▸ **SÉRIE D'EXERCICES**
A: Répondez à ces questions sur l'extrait fourni :
(i) En combien de matchs la finale s'est-elle jouée ?
(ii) Combien de défaites en finale Rick Bowness a-t-il subies en 10 ans ?
(iii) Quelle équipe a battu le Lightning en quatre matchs au premier tour des séries l'année dernière ?
B: Reproduisez sans rien changer le passage de l'extrait fourni qui commence par "Les Stars, de" et se poursuit jusqu'à "séries l’année dernière.".

▸ **EXTRAIT FOURNI**
---*---

Évidemment que l’exécution, elle, n’a pas toujours été parfaite. À preuve, cette finale étirée à six parties contre un adversaire certes coriace, mais moins doué et, au demeurant, miné par les blessures – l’entraîneur-chef des Stars, Rick Bowness, a cru bon de rendre hommage à son personnel médical !

L’histoire du gardien Anton Khudobin a ému tout le monde, mais sa magie n’a plus agi en fin de parcours. On peut être certain que Bowness aurait fait appel à Ben Bishop s’il avait été en santé. Et son top 4 en défense peut en donner beaucoup, mais il y a une limite à tout. L’usure a fait son effet.

« Personne ne nous voyait ici », a rappelé le doyen des entraîneurs de la ligue, qui a subi sa troisième défaite en finale en 10 ans.

« Les joueurs ont cru en eux, se sont impliqués, ont travaillé en équipe. Ils ont tout donné, même s’il nous a manqué quelque chose à la fin. C’est tout ce qu’un entraîneur peut espérer de son équipe. Je suis fier d’eux. »

Les Stars, de fait, auront causé bien des soucis au Lightning, par leur travail acharné qui leur a notamment valu une victoire à l’arraché tard samedi dernier. Mais lundi, dans ce sixième et ultime match, l’ordre établi a repris ses droits.

Malgré tout, le cœur à l’ouvrage des Texans aura fait leur fierté jusqu’à la fin. Et c’est tout à leur honneur.

Revenus de loin

Un cigare dans une main et un breuvage que l’on soupçonne alcoolisé dans l’autre, l’entraîneur du Lightning, Jon Cooper, a offert les hommages d’usage à ses troupes. Mais il n’a pas hésité à identifier deux éléments qui ont contribué au dénouement que l’on connaît.

D’abord, la défaite humiliante en quatre matchs aux mains des Blue Jackets de Columbus, au premier tour des séries l’année dernière.

---*---

▸ **LIGNES EXTRAITES**
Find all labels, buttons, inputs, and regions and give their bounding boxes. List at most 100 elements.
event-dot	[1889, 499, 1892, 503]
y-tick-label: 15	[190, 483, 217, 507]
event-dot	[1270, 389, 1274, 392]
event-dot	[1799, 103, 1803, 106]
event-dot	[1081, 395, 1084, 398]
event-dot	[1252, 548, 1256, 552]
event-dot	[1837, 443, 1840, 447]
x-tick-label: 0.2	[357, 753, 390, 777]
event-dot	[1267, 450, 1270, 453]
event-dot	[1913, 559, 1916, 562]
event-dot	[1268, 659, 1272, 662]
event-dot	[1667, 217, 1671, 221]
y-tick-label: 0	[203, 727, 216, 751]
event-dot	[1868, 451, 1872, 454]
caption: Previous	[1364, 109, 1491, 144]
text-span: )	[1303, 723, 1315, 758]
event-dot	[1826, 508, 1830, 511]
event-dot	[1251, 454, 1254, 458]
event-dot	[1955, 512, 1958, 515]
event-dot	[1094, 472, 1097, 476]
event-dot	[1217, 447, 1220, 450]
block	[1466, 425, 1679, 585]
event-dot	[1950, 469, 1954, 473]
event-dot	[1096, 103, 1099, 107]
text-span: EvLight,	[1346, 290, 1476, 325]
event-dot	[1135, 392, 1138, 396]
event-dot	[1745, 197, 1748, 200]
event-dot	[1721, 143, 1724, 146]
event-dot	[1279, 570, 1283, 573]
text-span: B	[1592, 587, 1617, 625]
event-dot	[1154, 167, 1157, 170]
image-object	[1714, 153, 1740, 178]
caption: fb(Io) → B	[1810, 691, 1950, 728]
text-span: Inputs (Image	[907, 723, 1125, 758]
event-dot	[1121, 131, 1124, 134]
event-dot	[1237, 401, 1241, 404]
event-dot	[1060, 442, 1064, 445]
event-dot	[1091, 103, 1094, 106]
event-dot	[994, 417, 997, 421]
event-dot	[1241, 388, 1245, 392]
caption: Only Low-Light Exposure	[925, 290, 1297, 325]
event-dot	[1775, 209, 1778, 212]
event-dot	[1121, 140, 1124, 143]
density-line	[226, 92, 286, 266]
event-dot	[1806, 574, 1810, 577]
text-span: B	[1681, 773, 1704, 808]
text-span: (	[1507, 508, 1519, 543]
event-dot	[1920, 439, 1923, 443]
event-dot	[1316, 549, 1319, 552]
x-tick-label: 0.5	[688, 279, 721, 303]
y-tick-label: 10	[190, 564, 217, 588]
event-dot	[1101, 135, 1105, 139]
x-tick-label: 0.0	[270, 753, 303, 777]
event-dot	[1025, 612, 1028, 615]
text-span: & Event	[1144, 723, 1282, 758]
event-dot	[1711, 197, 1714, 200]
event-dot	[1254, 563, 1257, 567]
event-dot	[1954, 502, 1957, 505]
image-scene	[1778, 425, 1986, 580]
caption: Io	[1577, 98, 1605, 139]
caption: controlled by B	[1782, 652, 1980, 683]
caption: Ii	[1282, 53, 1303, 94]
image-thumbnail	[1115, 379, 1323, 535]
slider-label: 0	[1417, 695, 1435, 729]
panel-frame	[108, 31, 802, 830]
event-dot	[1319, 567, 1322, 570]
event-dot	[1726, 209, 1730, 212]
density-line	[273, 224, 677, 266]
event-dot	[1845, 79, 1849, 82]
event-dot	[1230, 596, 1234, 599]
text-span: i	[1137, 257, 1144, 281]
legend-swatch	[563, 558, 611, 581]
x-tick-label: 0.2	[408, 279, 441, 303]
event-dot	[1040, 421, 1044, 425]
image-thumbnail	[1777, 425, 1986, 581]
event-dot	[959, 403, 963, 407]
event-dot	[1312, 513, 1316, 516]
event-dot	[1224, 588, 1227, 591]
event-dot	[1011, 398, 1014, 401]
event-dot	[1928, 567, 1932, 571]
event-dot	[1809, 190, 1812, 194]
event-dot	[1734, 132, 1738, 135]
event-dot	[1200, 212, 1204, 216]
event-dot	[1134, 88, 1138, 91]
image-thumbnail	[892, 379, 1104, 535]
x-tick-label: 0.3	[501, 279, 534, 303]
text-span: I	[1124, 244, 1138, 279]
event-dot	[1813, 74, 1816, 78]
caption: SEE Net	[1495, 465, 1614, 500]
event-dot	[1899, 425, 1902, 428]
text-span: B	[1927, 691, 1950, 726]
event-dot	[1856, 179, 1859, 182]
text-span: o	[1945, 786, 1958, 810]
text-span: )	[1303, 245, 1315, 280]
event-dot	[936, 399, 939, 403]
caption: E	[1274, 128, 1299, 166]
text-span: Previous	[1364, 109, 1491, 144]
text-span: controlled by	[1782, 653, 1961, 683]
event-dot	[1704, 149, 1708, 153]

---*---

▸ **CORRIGÉ DES EXERCICES**
A:
(i) En six matchs.
(ii) Trois.
(iii) Les Blue Jackets de Columbus.

B:
Les Stars, de fait, auront causé bien des soucis au Lightning, par leur travail acharné qui leur a notamment valu une victoire à l’arraché tard samedi dernier. Mais lundi, dans ce sixième et ultime match, l’ordre établi a repris ses droits.

Malgré tout, le cœur à l’ouvrage des Texans aura fait leur fierté jusqu’à la fin. Et c’est tout à leur honneur.

Revenus de loin

Un cigare dans une main et un breuvage que l’on soupçonne alcoolisé dans l’autre, l’entraîneur du Lightning, Jon Cooper, a offert les hommages d’usage à ses troupes. Mais il n’a pas hésité à identifier deux éléments qui ont contribué au dénouement que l’on connaît.

D’abord, la défaite humiliante en quatre matchs aux mains des Blue Jackets de Columbus, au premier tour des séries l’année dernière.